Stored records
=-=-=-=-=

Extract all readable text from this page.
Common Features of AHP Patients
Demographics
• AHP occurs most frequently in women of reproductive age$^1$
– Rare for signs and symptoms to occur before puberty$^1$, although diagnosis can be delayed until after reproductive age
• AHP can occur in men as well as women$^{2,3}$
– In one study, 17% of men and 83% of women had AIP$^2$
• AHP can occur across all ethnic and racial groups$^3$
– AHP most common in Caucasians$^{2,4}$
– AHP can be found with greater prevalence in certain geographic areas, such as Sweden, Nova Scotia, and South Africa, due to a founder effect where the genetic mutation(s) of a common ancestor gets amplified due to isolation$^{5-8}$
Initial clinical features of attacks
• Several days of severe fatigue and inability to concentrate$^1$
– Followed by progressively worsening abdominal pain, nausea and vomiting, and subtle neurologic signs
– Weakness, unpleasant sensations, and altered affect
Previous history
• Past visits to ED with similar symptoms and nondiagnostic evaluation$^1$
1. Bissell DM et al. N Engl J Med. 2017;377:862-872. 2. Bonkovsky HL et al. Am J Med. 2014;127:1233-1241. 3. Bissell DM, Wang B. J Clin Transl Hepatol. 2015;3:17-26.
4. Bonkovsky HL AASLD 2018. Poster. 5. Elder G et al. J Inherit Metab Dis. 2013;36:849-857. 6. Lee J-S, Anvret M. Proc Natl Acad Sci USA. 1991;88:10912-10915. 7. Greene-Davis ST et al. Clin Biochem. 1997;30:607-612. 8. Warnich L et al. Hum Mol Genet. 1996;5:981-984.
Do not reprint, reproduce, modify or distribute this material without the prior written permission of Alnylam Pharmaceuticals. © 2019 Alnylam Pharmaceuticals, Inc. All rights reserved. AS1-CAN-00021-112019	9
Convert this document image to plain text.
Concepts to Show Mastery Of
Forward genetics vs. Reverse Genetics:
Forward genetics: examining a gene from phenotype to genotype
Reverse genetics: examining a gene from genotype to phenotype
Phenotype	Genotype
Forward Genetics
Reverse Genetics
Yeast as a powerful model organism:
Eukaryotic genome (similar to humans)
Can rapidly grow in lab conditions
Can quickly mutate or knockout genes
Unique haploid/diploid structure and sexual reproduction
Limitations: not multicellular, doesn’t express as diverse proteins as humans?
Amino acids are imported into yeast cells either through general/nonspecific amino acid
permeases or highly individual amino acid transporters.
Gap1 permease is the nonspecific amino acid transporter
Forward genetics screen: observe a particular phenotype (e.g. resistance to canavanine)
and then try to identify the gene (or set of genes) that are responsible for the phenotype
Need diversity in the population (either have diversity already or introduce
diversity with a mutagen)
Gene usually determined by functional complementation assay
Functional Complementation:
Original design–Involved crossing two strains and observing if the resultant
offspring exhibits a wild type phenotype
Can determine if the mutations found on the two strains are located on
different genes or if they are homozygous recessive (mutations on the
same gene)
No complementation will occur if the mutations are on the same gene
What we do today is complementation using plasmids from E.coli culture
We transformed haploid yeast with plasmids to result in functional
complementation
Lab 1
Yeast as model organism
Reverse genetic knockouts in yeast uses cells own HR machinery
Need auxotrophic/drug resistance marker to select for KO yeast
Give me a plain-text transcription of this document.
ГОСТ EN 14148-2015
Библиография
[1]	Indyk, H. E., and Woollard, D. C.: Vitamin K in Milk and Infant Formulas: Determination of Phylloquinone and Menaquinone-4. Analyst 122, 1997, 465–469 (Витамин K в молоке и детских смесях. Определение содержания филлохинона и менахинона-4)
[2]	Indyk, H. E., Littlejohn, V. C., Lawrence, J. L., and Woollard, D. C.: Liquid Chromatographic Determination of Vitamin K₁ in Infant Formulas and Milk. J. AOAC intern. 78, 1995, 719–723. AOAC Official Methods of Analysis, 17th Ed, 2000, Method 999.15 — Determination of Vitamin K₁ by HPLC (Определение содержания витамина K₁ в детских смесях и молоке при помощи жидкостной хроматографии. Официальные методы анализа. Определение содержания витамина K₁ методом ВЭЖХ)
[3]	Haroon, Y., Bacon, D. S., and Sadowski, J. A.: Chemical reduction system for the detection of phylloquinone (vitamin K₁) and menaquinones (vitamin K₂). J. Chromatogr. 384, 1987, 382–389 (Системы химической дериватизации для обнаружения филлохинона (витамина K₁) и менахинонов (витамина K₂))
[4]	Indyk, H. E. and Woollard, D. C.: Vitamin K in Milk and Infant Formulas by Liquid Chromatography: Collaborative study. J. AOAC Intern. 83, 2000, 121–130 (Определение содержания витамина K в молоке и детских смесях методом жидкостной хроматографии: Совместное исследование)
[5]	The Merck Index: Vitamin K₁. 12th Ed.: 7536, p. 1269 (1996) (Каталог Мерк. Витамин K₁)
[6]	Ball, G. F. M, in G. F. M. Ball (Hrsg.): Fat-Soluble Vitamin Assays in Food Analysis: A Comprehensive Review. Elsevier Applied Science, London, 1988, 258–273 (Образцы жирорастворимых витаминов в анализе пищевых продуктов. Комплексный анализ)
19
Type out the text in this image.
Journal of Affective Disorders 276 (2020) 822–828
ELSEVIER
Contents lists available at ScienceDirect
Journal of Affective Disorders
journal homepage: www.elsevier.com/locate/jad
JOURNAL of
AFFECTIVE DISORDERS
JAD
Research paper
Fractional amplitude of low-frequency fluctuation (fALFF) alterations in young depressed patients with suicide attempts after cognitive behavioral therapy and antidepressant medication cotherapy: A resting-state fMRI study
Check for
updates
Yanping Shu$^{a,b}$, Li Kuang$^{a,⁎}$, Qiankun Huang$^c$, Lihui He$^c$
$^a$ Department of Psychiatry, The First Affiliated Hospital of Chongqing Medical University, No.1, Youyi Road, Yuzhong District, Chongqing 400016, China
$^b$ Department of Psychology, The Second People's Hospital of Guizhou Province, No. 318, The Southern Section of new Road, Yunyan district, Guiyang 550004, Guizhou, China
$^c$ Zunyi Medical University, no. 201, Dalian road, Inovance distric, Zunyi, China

=-=-=-=-=

Give back the data above word for word.

RESULT OF THIS EXERCISE
Extract all readable text from this page.
Common Features of AHP Patients
Demographics
• AHP occurs most frequently in women of reproductive age$^1$
– Rare for signs and symptoms to occur before puberty$^1$, although diagnosis can be delayed until after reproductive age
• AHP can occur in men as well as women$^{2,3}$
– In one study, 17% of men and 83% of women had AIP$^2$
• AHP can occur across all ethnic and racial groups$^3$
– AHP most common in Caucasians$^{2,4}$
– AHP can be found with greater prevalence in certain geographic areas, such as Sweden, Nova Scotia, and South Africa, due to a founder effect where the genetic mutation(s) of a common ancestor gets amplified due to isolation$^{5-8}$
Initial clinical features of attacks
• Several days of severe fatigue and inability to concentrate$^1$
– Followed by progressively worsening abdominal pain, nausea and vomiting, and subtle neurologic signs
– Weakness, unpleasant sensations, and altered affect
Previous history
• Past visits to ED with similar symptoms and nondiagnostic evaluation$^1$
1. Bissell DM et al. N Engl J Med. 2017;377:862-872. 2. Bonkovsky HL et al. Am J Med. 2014;127:1233-1241. 3. Bissell DM, Wang B. J Clin Transl Hepatol. 2015;3:17-26.
4. Bonkovsky HL AASLD 2018. Poster. 5. Elder G et al. J Inherit Metab Dis. 2013;36:849-857. 6. Lee J-S, Anvret M. Proc Natl Acad Sci USA. 1991;88:10912-10915. 7. Greene-Davis ST et al. Clin Biochem. 1997;30:607-612. 8. Warnich L et al. Hum Mol Genet. 1996;5:981-984.
Do not reprint, reproduce, modify or distribute this material without the prior written permission of Alnylam Pharmaceuticals. © 2019 Alnylam Pharmaceuticals, Inc. All rights reserved. AS1-CAN-00021-112019	9
Convert this document image to plain text.
Concepts to Show Mastery Of
Forward genetics vs. Reverse Genetics:
Forward genetics: examining a gene from phenotype to genotype
Reverse genetics: examining a gene from genotype to phenotype
Phenotype	Genotype
Forward Genetics
Reverse Genetics
Yeast as a powerful model organism:
Eukaryotic genome (similar to humans)
Can rapidly grow in lab conditions
Can quickly mutate or knockout genes
Unique haploid/diploid structure and sexual reproduction
Limitations: not multicellular, doesn’t express as diverse proteins as humans?
Amino acids are imported into yeast cells either through general/nonspecific amino acid
permeases or highly individual amino acid transporters.
Gap1 permease is the nonspecific amino acid transporter
Forward genetics screen: observe a particular phenotype (e.g. resistance to canavanine)
and then try to identify the gene (or set of genes) that are responsible for the phenotype
Need diversity in the population (either have diversity already or introduce
diversity with a mutagen)
Gene usually determined by functional complementation assay
Functional Complementation:
Original design–Involved crossing two strains and observing if the resultant
offspring exhibits a wild type phenotype
Can determine if the mutations found on the two strains are located on
different genes or if they are homozygous recessive (mutations on the
same gene)
No complementation will occur if the mutations are on the same gene
What we do today is complementation using plasmids from E.coli culture
We transformed haploid yeast with plasmids to result in functional
complementation
Lab 1
Yeast as model organism
Reverse genetic knockouts in yeast uses cells own HR machinery
Need auxotrophic/drug resistance marker to select for KO yeast
Give me a plain-text transcription of this document.
ГОСТ EN 14148-2015
Библиография
[1]	Indyk, H. E., and Woollard, D. C.: Vitamin K in Milk and Infant Formulas: Determination of Phylloquinone and Menaquinone-4. Analyst 122, 1997, 465–469 (Витамин K в молоке и детских смесях. Определение содержания филлохинона и менахинона-4)
[2]	Indyk, H. E., Littlejohn, V. C., Lawrence, J. L., and Woollard, D. C.: Liquid Chromatographic Determination of Vitamin K₁ in Infant Formulas and Milk. J. AOAC intern. 78, 1995, 719–723. AOAC Official Methods of Analysis, 17th Ed, 2000, Method 999.15 — Determination of Vitamin K₁ by HPLC (Определение содержания витамина K₁ в детских смесях и молоке при помощи жидкостной хроматографии. Официальные методы анализа. Определение содержания витамина K₁ методом ВЭЖХ)
[3]	Haroon, Y., Bacon, D. S., and Sadowski, J. A.: Chemical reduction system for the detection of phylloquinone (vitamin K₁) and menaquinones (vitamin K₂). J. Chromatogr. 384, 1987, 382–389 (Системы химической дериватизации для обнаружения филлохинона (витамина K₁) и менахинонов (витамина K₂))
[4]	Indyk, H. E. and Woollard, D. C.: Vitamin K in Milk and Infant Formulas by Liquid Chromatography: Collaborative study. J. AOAC Intern. 83, 2000, 121–130 (Определение содержания витамина K в молоке и детских смесях методом жидкостной хроматографии: Совместное исследование)
[5]	The Merck Index: Vitamin K₁. 12th Ed.: 7536, p. 1269 (1996) (Каталог Мерк. Витамин K₁)
[6]	Ball, G. F. M, in G. F. M. Ball (Hrsg.): Fat-Soluble Vitamin Assays in Food Analysis: A Comprehensive Review. Elsevier Applied Science, London, 1988, 258–273 (Образцы жирорастворимых витаминов в анализе пищевых продуктов. Комплексный анализ)
19
Type out the text in this image.
Journal of Affective Disorders 276 (2020) 822–828
ELSEVIER
Contents lists available at ScienceDirect
Journal of Affective Disorders
journal homepage: www.elsevier.com/locate/jad
JOURNAL of
AFFECTIVE DISORDERS
JAD
Research paper
Fractional amplitude of low-frequency fluctuation (fALFF) alterations in young depressed patients with suicide attempts after cognitive behavioral therapy and antidepressant medication cotherapy: A resting-state fMRI study
Check for
updates
Yanping Shu$^{a,b}$, Li Kuang$^{a,⁎}$, Qiankun Huang$^c$, Lihui He$^c$
$^a$ Department of Psychiatry, The First Affiliated Hospital of Chongqing Medical University, No.1, Youyi Road, Yuzhong District, Chongqing 400016, China
$^b$ Department of Psychology, The Second People's Hospital of Guizhou Province, No. 318, The Southern Section of new Road, Yunyan district, Guiyang 550004, Guizhou, China
$^c$ Zunyi Medical University, no. 201, Dalian road, Inovance distric, Zunyi, China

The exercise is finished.